DATA LINES →

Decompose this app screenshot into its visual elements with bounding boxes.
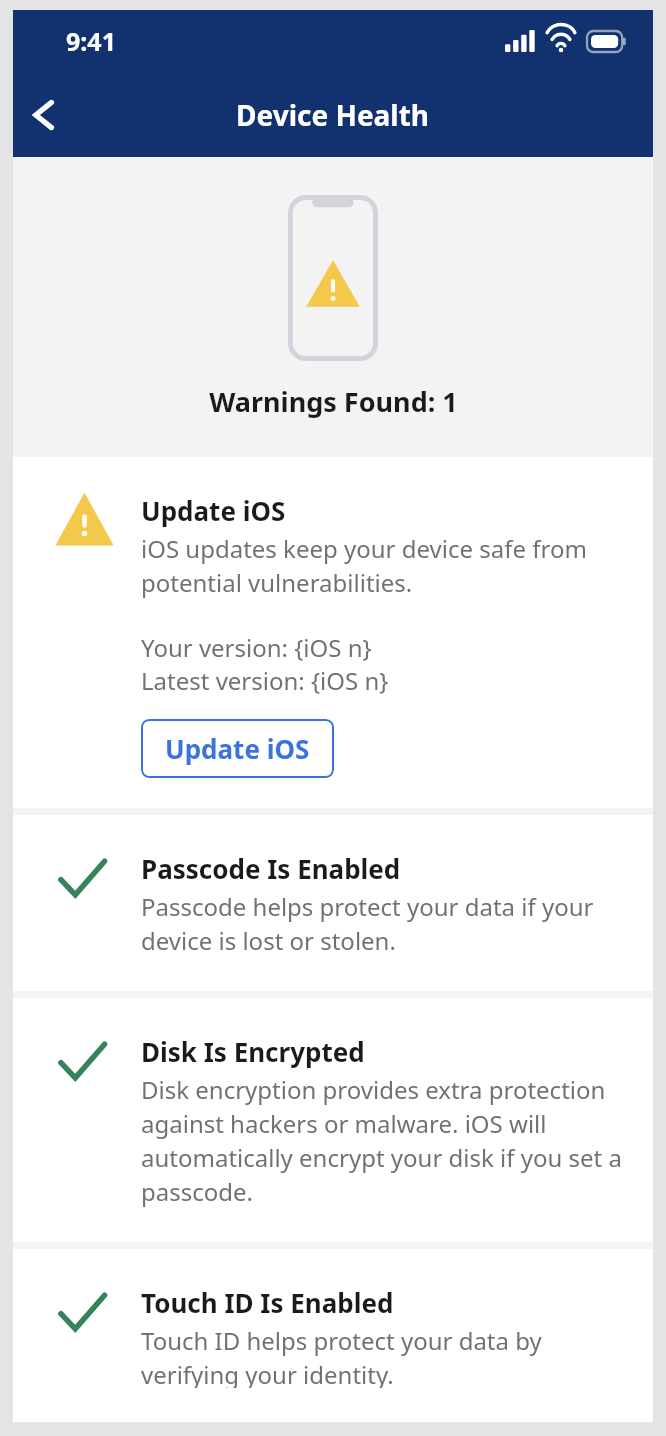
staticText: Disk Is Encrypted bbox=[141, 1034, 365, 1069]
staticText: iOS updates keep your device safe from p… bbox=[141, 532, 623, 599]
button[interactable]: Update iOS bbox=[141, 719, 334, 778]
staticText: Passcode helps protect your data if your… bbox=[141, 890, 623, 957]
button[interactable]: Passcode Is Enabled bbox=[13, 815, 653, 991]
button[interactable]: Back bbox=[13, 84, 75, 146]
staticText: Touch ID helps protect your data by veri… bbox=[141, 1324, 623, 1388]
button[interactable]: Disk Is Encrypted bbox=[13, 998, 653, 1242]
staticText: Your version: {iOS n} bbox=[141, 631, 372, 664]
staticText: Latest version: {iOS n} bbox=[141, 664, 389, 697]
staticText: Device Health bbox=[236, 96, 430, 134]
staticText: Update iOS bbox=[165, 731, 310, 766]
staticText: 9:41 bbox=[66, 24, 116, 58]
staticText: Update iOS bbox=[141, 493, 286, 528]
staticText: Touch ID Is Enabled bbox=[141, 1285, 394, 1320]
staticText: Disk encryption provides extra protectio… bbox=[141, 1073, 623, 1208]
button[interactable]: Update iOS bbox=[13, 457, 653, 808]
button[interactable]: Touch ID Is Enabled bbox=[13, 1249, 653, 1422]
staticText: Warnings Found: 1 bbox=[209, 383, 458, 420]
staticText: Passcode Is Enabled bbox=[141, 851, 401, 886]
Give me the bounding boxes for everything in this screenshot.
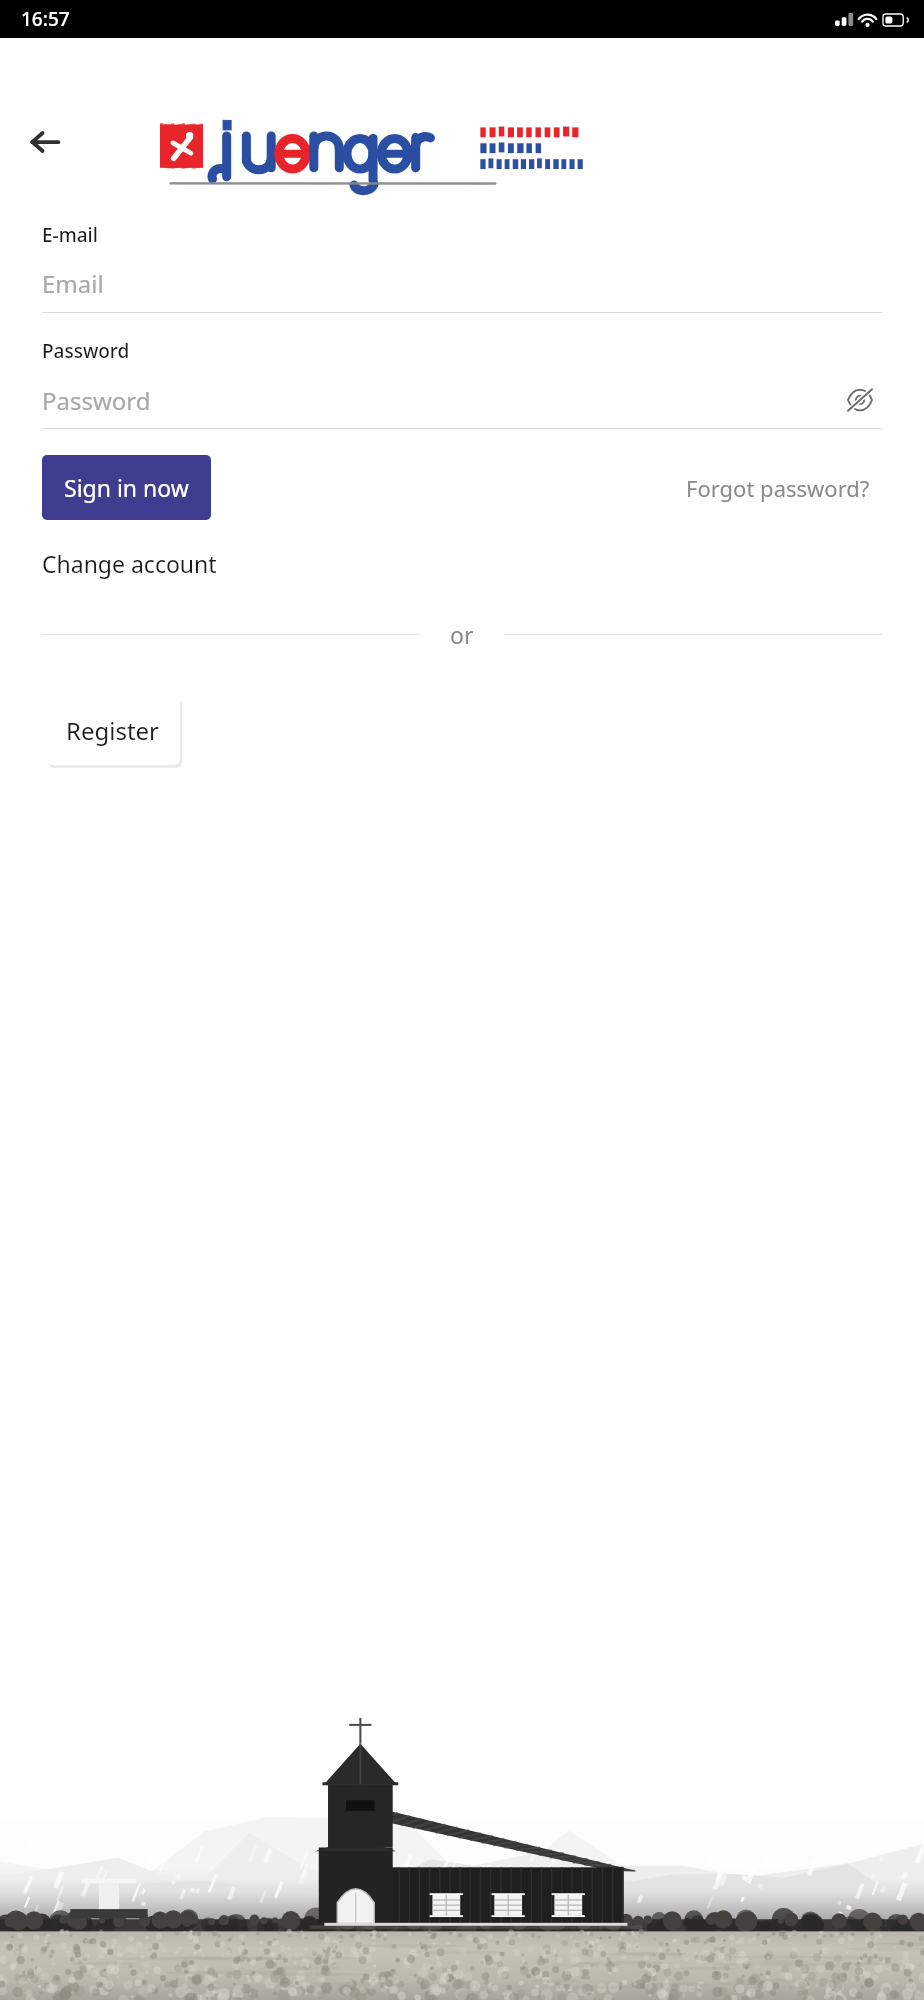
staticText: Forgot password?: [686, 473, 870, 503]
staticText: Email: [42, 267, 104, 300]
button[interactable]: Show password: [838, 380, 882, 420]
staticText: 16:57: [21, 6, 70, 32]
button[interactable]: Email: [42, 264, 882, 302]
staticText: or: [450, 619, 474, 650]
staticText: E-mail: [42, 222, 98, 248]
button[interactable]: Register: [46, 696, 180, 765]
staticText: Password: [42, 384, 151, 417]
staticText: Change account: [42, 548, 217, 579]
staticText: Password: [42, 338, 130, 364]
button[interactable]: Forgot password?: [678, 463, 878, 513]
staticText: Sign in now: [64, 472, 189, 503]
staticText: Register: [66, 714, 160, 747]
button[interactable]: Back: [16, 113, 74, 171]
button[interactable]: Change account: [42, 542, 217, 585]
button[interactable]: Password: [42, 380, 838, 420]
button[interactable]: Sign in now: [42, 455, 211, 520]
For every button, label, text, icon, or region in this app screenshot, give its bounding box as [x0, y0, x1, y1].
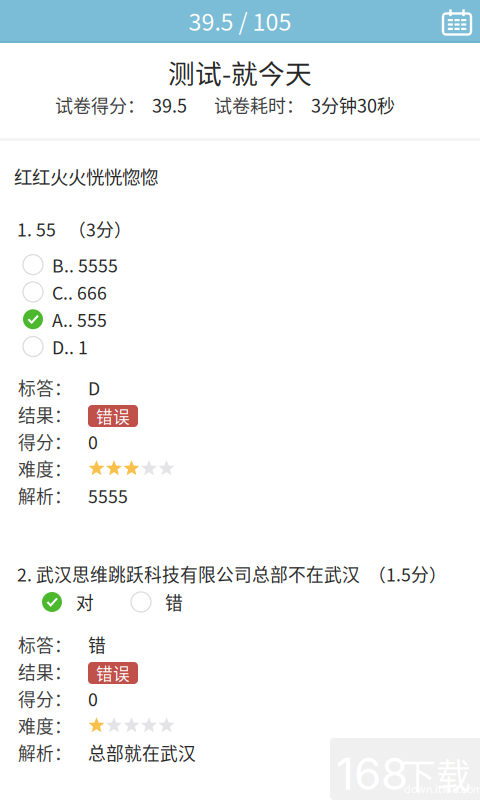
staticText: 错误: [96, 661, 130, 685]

GIVEN REQUEST → Copy out, character for character, every record from the line containing "staticText: Disk Is" down to the line containing "button[interactable]: Back bbox=[13, 84, 75, 146]", with both of those lines included.

OUTPUT FOR THIS TASK →
staticText: Disk Is Encrypted bbox=[141, 1034, 365, 1069]
staticText: iOS updates keep your device safe from p… bbox=[141, 532, 623, 599]
button[interactable]: Update iOS bbox=[141, 719, 334, 778]
staticText: Passcode helps protect your data if your… bbox=[141, 890, 623, 957]
button[interactable]: Passcode Is Enabled bbox=[13, 815, 653, 991]
button[interactable]: Back bbox=[13, 84, 75, 146]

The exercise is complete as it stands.